*Data rows*
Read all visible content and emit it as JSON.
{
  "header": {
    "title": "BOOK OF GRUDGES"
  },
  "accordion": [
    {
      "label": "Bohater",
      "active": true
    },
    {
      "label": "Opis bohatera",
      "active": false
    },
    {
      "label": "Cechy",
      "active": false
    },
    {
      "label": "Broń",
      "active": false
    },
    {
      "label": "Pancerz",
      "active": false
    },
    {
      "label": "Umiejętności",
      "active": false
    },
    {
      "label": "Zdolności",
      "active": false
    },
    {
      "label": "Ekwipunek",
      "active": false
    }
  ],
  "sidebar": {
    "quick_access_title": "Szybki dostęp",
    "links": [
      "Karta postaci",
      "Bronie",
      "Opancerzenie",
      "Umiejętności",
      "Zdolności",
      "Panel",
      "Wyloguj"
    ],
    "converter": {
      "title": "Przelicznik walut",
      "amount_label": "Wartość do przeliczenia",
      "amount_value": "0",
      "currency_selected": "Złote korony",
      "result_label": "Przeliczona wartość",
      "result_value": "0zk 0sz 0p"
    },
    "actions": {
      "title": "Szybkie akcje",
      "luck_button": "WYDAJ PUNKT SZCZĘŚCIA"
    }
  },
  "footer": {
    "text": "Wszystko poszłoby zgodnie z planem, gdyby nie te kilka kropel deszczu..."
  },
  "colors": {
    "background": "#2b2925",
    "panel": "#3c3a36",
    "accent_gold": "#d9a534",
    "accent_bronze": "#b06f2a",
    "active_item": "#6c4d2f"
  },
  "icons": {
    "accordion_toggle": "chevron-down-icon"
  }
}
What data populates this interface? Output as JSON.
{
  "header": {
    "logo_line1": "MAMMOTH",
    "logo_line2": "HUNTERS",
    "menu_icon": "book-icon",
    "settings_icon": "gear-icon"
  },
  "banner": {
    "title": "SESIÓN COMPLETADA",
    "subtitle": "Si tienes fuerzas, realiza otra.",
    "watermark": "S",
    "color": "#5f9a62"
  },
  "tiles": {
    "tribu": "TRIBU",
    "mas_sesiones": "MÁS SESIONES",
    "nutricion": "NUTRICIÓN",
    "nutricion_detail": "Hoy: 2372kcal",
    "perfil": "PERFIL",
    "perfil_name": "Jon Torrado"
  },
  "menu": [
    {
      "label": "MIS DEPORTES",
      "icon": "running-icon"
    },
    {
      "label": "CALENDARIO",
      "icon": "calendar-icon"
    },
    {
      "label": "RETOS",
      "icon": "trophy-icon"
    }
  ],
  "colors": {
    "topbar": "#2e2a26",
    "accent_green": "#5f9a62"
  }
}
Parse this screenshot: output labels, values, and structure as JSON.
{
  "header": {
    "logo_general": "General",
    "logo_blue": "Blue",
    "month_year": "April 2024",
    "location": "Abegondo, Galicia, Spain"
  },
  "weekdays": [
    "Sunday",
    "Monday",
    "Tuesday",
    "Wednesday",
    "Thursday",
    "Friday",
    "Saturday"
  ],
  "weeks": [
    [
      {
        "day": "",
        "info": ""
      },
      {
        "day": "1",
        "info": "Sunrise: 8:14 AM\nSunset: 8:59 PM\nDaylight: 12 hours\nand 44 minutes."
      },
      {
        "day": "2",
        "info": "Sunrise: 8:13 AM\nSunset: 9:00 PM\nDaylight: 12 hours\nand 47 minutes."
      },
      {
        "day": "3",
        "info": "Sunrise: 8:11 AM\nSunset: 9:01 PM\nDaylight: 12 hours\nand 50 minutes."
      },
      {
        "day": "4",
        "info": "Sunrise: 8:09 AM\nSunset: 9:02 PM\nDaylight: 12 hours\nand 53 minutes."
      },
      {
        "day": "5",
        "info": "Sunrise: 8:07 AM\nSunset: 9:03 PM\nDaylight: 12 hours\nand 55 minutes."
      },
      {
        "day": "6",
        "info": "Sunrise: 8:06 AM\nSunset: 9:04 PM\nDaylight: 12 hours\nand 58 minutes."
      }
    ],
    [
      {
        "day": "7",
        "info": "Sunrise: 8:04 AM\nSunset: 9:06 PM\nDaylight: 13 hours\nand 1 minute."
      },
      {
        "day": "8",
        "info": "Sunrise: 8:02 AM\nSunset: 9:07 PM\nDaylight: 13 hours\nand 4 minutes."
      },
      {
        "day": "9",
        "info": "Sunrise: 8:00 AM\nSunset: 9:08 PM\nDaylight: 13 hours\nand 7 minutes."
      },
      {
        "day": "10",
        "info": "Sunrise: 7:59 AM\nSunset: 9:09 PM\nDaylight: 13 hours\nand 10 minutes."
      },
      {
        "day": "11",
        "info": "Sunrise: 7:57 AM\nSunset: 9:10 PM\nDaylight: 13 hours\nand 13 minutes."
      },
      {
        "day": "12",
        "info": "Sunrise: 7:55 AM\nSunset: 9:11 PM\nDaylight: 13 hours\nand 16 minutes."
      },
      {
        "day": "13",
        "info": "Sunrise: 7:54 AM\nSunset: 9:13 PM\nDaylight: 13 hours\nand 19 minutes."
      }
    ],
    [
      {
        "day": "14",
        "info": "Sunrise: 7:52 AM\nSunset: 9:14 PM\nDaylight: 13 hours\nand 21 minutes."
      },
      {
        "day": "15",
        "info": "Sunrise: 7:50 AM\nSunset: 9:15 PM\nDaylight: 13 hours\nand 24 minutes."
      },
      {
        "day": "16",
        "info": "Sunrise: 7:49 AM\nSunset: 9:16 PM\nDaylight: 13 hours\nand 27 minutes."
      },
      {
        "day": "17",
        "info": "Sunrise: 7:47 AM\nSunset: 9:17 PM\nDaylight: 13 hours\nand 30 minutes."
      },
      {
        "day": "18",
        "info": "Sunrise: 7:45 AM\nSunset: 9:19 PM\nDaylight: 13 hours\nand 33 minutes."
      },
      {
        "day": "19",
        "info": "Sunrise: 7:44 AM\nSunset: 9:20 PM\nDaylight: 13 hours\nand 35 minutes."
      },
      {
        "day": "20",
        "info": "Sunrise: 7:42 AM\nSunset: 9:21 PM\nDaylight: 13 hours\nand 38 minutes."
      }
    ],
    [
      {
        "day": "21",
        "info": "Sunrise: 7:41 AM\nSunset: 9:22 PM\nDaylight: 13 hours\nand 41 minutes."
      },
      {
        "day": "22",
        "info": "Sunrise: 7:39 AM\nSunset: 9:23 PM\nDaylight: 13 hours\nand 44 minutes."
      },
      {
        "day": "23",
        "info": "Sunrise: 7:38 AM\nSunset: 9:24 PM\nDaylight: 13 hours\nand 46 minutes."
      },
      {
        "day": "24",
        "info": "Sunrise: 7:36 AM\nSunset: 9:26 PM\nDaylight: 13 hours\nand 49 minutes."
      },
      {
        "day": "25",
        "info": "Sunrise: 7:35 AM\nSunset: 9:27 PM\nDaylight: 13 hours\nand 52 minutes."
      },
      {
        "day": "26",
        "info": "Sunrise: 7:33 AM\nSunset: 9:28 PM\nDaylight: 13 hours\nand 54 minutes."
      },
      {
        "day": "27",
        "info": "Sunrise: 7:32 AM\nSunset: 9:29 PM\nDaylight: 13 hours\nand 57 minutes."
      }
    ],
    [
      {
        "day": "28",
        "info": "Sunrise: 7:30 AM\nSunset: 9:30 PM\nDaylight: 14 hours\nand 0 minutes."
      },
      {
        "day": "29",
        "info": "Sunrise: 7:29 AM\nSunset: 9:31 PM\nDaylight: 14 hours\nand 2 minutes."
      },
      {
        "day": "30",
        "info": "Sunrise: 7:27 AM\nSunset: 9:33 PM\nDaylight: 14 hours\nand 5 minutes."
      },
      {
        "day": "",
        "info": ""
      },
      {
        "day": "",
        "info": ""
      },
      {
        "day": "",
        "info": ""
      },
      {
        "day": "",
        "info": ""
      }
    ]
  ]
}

*Task*
Output the listing above word for word.

*Written solution*
Read all visible content and emit it as JSON.
{
  "header": {
    "title": "BOOK OF GRUDGES"
  },
  "accordion": [
    {
      "label": "Bohater",
      "active": true
    },
    {
      "label": "Opis bohatera",
      "active": false
    },
    {
      "label": "Cechy",
      "active": false
    },
    {
      "label": "Broń",
      "active": false
    },
    {
      "label": "Pancerz",
      "active": false
    },
    {
      "label": "Umiejętności",
      "active": false
    },
    {
      "label": "Zdolności",
      "active": false
    },
    {
      "label": "Ekwipunek",
      "active": false
    }
  ],
  "sidebar": {
    "quick_access_title": "Szybki dostęp",
    "links": [
      "Karta postaci",
      "Bronie",
      "Opancerzenie",
      "Umiejętności",
      "Zdolności",
      "Panel",
      "Wyloguj"
    ],
    "converter": {
      "title": "Przelicznik walut",
      "amount_label": "Wartość do przeliczenia",
      "amount_value": "0",
      "currency_selected": "Złote korony",
      "result_label": "Przeliczona wartość",
      "result_value": "0zk 0sz 0p"
    },
    "actions": {
      "title": "Szybkie akcje",
      "luck_button": "WYDAJ PUNKT SZCZĘŚCIA"
    }
  },
  "footer": {
    "text": "Wszystko poszłoby zgodnie z planem, gdyby nie te kilka kropel deszczu..."
  },
  "colors": {
    "background": "#2b2925",
    "panel": "#3c3a36",
    "accent_gold": "#d9a534",
    "accent_bronze": "#b06f2a",
    "active_item": "#6c4d2f"
  },
  "icons": {
    "accordion_toggle": "chevron-down-icon"
  }
}
What data populates this interface? Output as JSON.
{
  "header": {
    "logo_line1": "MAMMOTH",
    "logo_line2": "HUNTERS",
    "menu_icon": "book-icon",
    "settings_icon": "gear-icon"
  },
  "banner": {
    "title": "SESIÓN COMPLETADA",
    "subtitle": "Si tienes fuerzas, realiza otra.",
    "watermark": "S",
    "color": "#5f9a62"
  },
  "tiles": {
    "tribu": "TRIBU",
    "mas_sesiones": "MÁS SESIONES",
    "nutricion": "NUTRICIÓN",
    "nutricion_detail": "Hoy: 2372kcal",
    "perfil": "PERFIL",
    "perfil_name": "Jon Torrado"
  },
  "menu": [
    {
      "label": "MIS DEPORTES",
      "icon": "running-icon"
    },
    {
      "label": "CALENDARIO",
      "icon": "calendar-icon"
    },
    {
      "label": "RETOS",
      "icon": "trophy-icon"
    }
  ],
  "colors": {
    "topbar": "#2e2a26",
    "accent_green": "#5f9a62"
  }
}
Parse this screenshot: output labels, values, and structure as JSON.
{
  "header": {
    "logo_general": "General",
    "logo_blue": "Blue",
    "month_year": "April 2024",
    "location": "Abegondo, Galicia, Spain"
  },
  "weekdays": [
    "Sunday",
    "Monday",
    "Tuesday",
    "Wednesday",
    "Thursday",
    "Friday",
    "Saturday"
  ],
  "weeks": [
    [
      {
        "day": "",
        "info": ""
      },
      {
        "day": "1",
        "info": "Sunrise: 8:14 AM\nSunset: 8:59 PM\nDaylight: 12 hours\nand 44 minutes."
      },
      {
        "day": "2",
        "info": "Sunrise: 8:13 AM\nSunset: 9:00 PM\nDaylight: 12 hours\nand 47 minutes."
      },
      {
        "day": "3",
        "info": "Sunrise: 8:11 AM\nSunset: 9:01 PM\nDaylight: 12 hours\nand 50 minutes."
      },
      {
        "day": "4",
        "info": "Sunrise: 8:09 AM\nSunset: 9:02 PM\nDaylight: 12 hours\nand 53 minutes."
      },
      {
        "day": "5",
        "info": "Sunrise: 8:07 AM\nSunset: 9:03 PM\nDaylight: 12 hours\nand 55 minutes."
      },
      {
        "day": "6",
        "info": "Sunrise: 8:06 AM\nSunset: 9:04 PM\nDaylight: 12 hours\nand 58 minutes."
      }
    ],
    [
      {
        "day": "7",
        "info": "Sunrise: 8:04 AM\nSunset: 9:06 PM\nDaylight: 13 hours\nand 1 minute."
      },
      {
        "day": "8",
        "info": "Sunrise: 8:02 AM\nSunset: 9:07 PM\nDaylight: 13 hours\nand 4 minutes."
      },
      {
        "day": "9",
        "info": "Sunrise: 8:00 AM\nSunset: 9:08 PM\nDaylight: 13 hours\nand 7 minutes."
      },
      {
        "day": "10",
        "info": "Sunrise: 7:59 AM\nSunset: 9:09 PM\nDaylight: 13 hours\nand 10 minutes."
      },
      {
        "day": "11",
        "info": "Sunrise: 7:57 AM\nSunset: 9:10 PM\nDaylight: 13 hours\nand 13 minutes."
      },
      {
        "day": "12",
        "info": "Sunrise: 7:55 AM\nSunset: 9:11 PM\nDaylight: 13 hours\nand 16 minutes."
      },
      {
        "day": "13",
        "info": "Sunrise: 7:54 AM\nSunset: 9:13 PM\nDaylight: 13 hours\nand 19 minutes."
      }
    ],
    [
      {
        "day": "14",
        "info": "Sunrise: 7:52 AM\nSunset: 9:14 PM\nDaylight: 13 hours\nand 21 minutes."
      },
      {
        "day": "15",
        "info": "Sunrise: 7:50 AM\nSunset: 9:15 PM\nDaylight: 13 hours\nand 24 minutes."
      },
      {
        "day": "16",
        "info": "Sunrise: 7:49 AM\nSunset: 9:16 PM\nDaylight: 13 hours\nand 27 minutes."
      },
      {
        "day": "17",
        "info": "Sunrise: 7:47 AM\nSunset: 9:17 PM\nDaylight: 13 hours\nand 30 minutes."
      },
      {
        "day": "18",
        "info": "Sunrise: 7:45 AM\nSunset: 9:19 PM\nDaylight: 13 hours\nand 33 minutes."
      },
      {
        "day": "19",
        "info": "Sunrise: 7:44 AM\nSunset: 9:20 PM\nDaylight: 13 hours\nand 35 minutes."
      },
      {
        "day": "20",
        "info": "Sunrise: 7:42 AM\nSunset: 9:21 PM\nDaylight: 13 hours\nand 38 minutes."
      }
    ],
    [
      {
        "day": "21",
        "info": "Sunrise: 7:41 AM\nSunset: 9:22 PM\nDaylight: 13 hours\nand 41 minutes."
      },
      {
        "day": "22",
        "info": "Sunrise: 7:39 AM\nSunset: 9:23 PM\nDaylight: 13 hours\nand 44 minutes."
      },
      {
        "day": "23",
        "info": "Sunrise: 7:38 AM\nSunset: 9:24 PM\nDaylight: 13 hours\nand 46 minutes."
      },
      {
        "day": "24",
        "info": "Sunrise: 7:36 AM\nSunset: 9:26 PM\nDaylight: 13 hours\nand 49 minutes."
      },
      {
        "day": "25",
        "info": "Sunrise: 7:35 AM\nSunset: 9:27 PM\nDaylight: 13 hours\nand 52 minutes."
      },
      {
        "day": "26",
        "info": "Sunrise: 7:33 AM\nSunset: 9:28 PM\nDaylight: 13 hours\nand 54 minutes."
      },
      {
        "day": "27",
        "info": "Sunrise: 7:32 AM\nSunset: 9:29 PM\nDaylight: 13 hours\nand 57 minutes."
      }
    ],
    [
      {
        "day": "28",
        "info": "Sunrise: 7:30 AM\nSunset: 9:30 PM\nDaylight: 14 hours\nand 0 minutes."
      },
      {
        "day": "29",
        "info": "Sunrise: 7:29 AM\nSunset: 9:31 PM\nDaylight: 14 hours\nand 2 minutes."
      },
      {
        "day": "30",
        "info": "Sunrise: 7:27 AM\nSunset: 9:33 PM\nDaylight: 14 hours\nand 5 minutes."
      },
      {
        "day": "",
        "info": ""
      },
      {
        "day": "",
        "info": ""
      },
      {
        "day": "",
        "info": ""
      },
      {
        "day": "",
        "info": ""
      }
    ]
  ]
}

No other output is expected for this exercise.